### Given records

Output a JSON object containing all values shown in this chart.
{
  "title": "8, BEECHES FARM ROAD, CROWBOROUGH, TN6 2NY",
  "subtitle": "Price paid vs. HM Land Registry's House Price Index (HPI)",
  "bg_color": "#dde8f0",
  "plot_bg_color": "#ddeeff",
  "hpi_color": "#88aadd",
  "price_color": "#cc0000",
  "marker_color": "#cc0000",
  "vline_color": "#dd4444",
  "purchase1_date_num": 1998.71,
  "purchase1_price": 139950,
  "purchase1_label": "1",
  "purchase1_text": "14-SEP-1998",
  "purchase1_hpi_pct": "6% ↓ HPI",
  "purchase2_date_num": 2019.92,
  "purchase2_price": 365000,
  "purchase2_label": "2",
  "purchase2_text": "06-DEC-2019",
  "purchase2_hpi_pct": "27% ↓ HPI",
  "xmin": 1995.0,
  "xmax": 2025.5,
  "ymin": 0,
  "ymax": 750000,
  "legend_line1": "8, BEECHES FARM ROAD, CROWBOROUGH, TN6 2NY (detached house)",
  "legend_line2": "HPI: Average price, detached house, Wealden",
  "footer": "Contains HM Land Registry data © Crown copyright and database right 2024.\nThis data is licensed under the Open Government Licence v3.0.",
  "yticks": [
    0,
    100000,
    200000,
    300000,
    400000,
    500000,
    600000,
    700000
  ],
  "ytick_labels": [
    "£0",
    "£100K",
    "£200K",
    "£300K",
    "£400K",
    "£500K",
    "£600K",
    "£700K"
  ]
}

######

Copy out the whole listing, exactly as written.

Output a JSON object containing all values shown in this chart.
{
  "title": "8, BEECHES FARM ROAD, CROWBOROUGH, TN6 2NY",
  "subtitle": "Price paid vs. HM Land Registry's House Price Index (HPI)",
  "bg_color": "#dde8f0",
  "plot_bg_color": "#ddeeff",
  "hpi_color": "#88aadd",
  "price_color": "#cc0000",
  "marker_color": "#cc0000",
  "vline_color": "#dd4444",
  "purchase1_date_num": 1998.71,
  "purchase1_price": 139950,
  "purchase1_label": "1",
  "purchase1_text": "14-SEP-1998",
  "purchase1_hpi_pct": "6% ↓ HPI",
  "purchase2_date_num": 2019.92,
  "purchase2_price": 365000,
  "purchase2_label": "2",
  "purchase2_text": "06-DEC-2019",
  "purchase2_hpi_pct": "27% ↓ HPI",
  "xmin": 1995.0,
  "xmax": 2025.5,
  "ymin": 0,
  "ymax": 750000,
  "legend_line1": "8, BEECHES FARM ROAD, CROWBOROUGH, TN6 2NY (detached house)",
  "legend_line2": "HPI: Average price, detached house, Wealden",
  "footer": "Contains HM Land Registry data © Crown copyright and database right 2024.\nThis data is licensed under the Open Government Licence v3.0.",
  "yticks": [
    0,
    100000,
    200000,
    300000,
    400000,
    500000,
    600000,
    700000
  ],
  "ytick_labels": [
    "£0",
    "£100K",
    "£200K",
    "£300K",
    "£400K",
    "£500K",
    "£600K",
    "£700K"
  ]
}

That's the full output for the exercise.